**Stated task:** Wherever "اللسان" appears in a line, list that line.

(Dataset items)
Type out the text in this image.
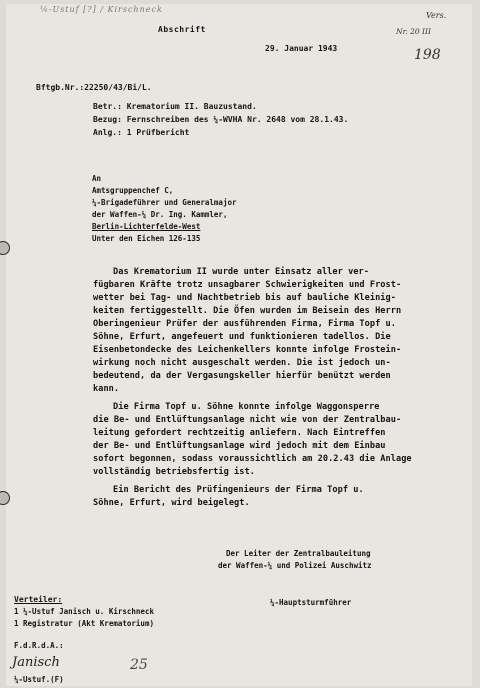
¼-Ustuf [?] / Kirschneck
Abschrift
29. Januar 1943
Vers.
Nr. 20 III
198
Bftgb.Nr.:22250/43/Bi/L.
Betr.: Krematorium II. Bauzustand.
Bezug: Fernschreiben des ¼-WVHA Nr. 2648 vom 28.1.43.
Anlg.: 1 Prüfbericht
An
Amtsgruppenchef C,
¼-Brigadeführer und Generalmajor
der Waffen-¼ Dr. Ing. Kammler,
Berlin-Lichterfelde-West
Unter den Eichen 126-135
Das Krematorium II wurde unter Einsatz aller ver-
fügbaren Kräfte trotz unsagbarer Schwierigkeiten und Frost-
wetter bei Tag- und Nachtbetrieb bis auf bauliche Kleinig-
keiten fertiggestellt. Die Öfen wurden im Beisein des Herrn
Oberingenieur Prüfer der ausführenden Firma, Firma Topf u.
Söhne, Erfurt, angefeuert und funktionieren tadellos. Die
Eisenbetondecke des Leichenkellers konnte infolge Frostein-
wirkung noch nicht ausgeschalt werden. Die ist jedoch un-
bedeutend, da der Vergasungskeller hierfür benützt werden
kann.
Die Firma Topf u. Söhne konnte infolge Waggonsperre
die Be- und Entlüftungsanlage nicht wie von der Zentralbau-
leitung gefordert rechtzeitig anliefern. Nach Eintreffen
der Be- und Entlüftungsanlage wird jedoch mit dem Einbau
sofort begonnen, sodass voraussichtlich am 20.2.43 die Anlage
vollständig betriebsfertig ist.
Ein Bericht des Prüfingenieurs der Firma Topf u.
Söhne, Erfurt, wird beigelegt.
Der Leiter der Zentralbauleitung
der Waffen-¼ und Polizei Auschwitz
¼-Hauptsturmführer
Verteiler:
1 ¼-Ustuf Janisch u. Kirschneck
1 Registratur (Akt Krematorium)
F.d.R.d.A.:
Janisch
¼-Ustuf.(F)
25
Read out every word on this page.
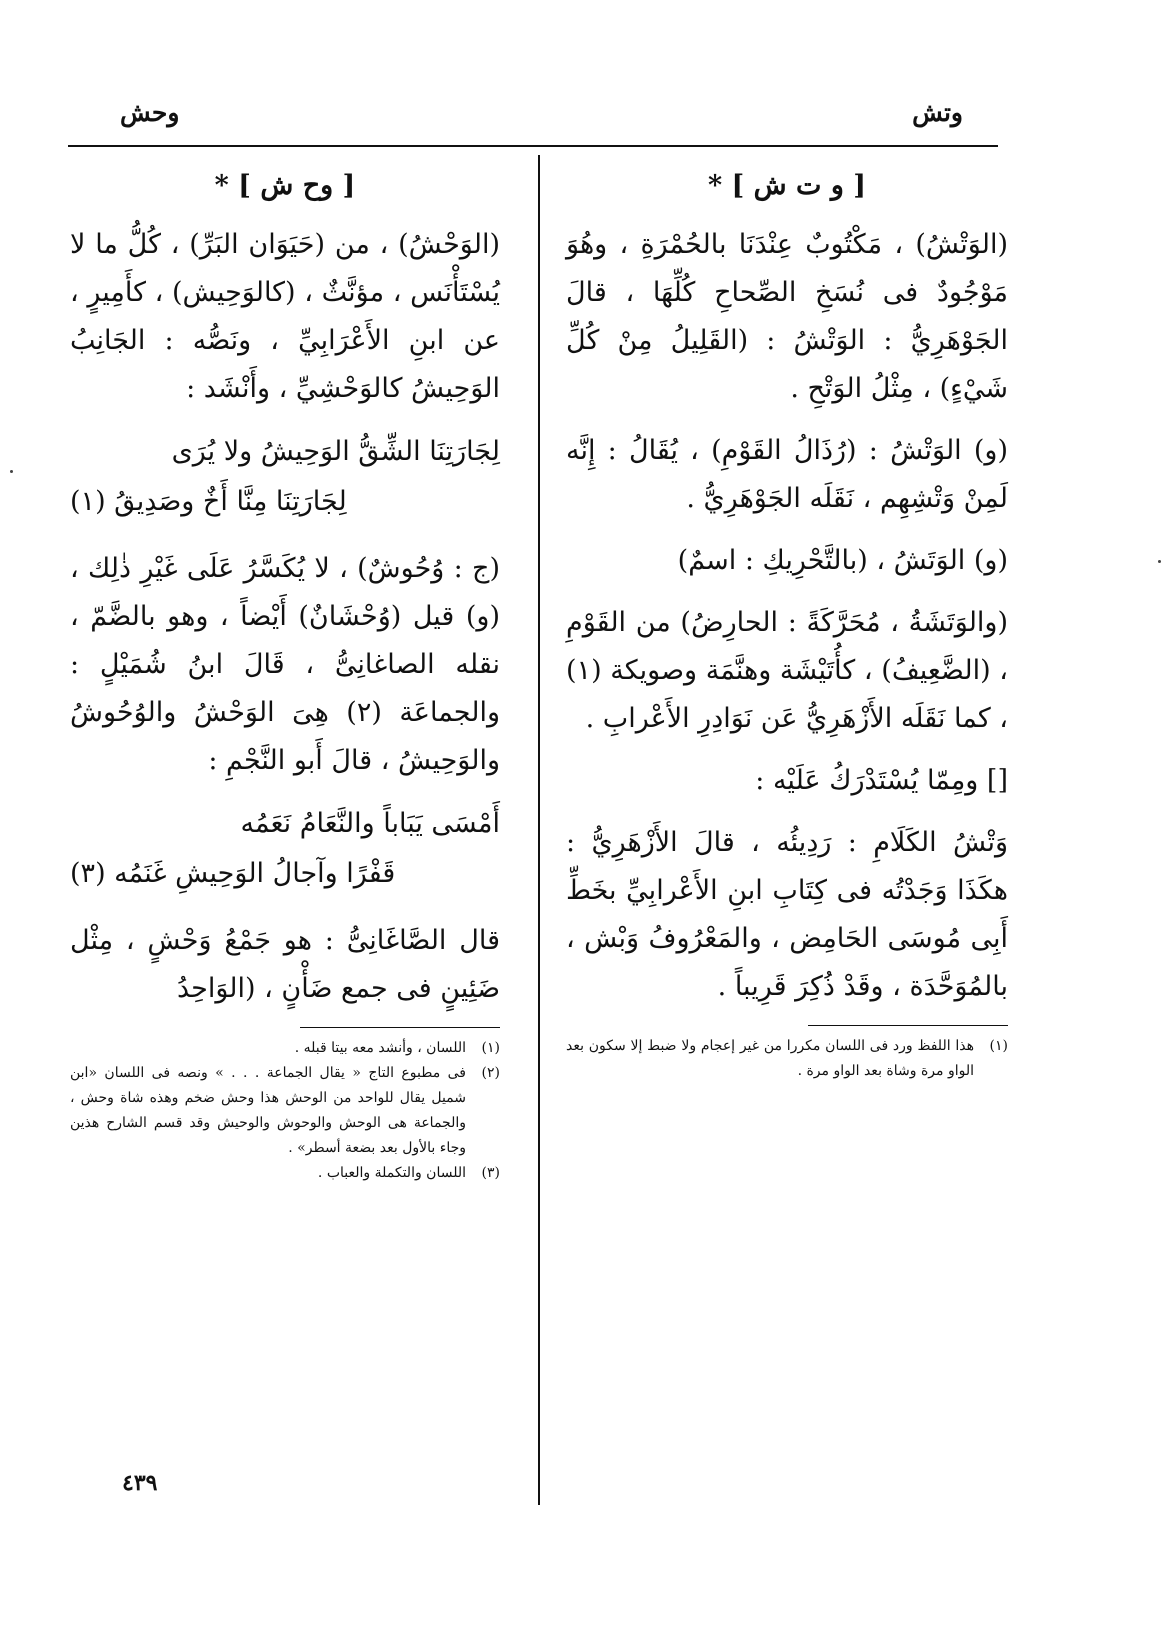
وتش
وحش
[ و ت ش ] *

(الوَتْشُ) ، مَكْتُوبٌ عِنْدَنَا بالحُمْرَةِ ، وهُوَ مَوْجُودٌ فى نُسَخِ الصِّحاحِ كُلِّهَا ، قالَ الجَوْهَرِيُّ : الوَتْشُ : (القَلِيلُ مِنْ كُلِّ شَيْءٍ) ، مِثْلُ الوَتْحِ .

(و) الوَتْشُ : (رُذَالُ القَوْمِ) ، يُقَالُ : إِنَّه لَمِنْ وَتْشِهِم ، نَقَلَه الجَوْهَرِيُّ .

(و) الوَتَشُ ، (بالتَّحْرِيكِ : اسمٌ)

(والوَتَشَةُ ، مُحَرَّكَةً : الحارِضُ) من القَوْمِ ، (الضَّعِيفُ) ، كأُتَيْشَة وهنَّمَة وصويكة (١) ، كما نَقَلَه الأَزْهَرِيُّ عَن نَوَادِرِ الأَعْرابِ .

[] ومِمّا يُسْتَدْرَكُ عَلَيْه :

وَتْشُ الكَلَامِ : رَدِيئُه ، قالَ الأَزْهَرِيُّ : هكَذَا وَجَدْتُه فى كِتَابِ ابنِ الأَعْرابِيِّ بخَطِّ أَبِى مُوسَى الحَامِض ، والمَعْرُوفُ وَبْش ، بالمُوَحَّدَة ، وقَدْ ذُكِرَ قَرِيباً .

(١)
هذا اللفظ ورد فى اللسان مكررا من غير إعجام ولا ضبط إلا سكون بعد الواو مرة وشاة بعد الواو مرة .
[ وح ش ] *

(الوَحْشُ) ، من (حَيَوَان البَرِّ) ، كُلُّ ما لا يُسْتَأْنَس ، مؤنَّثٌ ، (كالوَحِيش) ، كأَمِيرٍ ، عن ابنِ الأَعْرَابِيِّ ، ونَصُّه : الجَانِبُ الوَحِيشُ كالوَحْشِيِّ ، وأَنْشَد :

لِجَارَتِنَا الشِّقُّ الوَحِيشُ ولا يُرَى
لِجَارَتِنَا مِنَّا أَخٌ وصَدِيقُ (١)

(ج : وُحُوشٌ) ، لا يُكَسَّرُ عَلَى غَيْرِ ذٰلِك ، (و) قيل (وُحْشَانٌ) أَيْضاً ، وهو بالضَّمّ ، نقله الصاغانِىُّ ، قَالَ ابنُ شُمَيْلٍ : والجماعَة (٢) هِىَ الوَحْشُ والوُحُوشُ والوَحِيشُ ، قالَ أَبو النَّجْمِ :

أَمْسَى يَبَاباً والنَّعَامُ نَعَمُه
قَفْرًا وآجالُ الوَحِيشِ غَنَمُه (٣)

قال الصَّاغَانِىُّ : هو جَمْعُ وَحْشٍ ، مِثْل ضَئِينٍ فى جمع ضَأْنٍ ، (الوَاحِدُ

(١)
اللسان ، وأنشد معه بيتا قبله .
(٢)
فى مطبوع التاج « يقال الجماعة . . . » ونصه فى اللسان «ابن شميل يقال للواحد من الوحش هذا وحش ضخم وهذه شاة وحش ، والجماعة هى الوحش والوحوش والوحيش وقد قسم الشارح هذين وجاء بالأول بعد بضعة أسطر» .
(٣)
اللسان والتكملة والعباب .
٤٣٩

**Answer to the task:**
هذا اللفظ ورد فى اللسان مكررا من غير إعجام ولا ضبط إلا سكون بعد الواو مرة وشاة بعد الواو مرة .
اللسان ، وأنشد معه بيتا قبله .
فى مطبوع التاج « يقال الجماعة . . . » ونصه فى اللسان «ابن شميل يقال للواحد من الوحش هذا وحش ضخم وهذه شاة وحش ، والجماعة هى الوحش والوحوش والوحيش وقد قسم الشارح هذين وجاء بالأول بعد بضعة أسطر» .
اللسان والتكملة والعباب .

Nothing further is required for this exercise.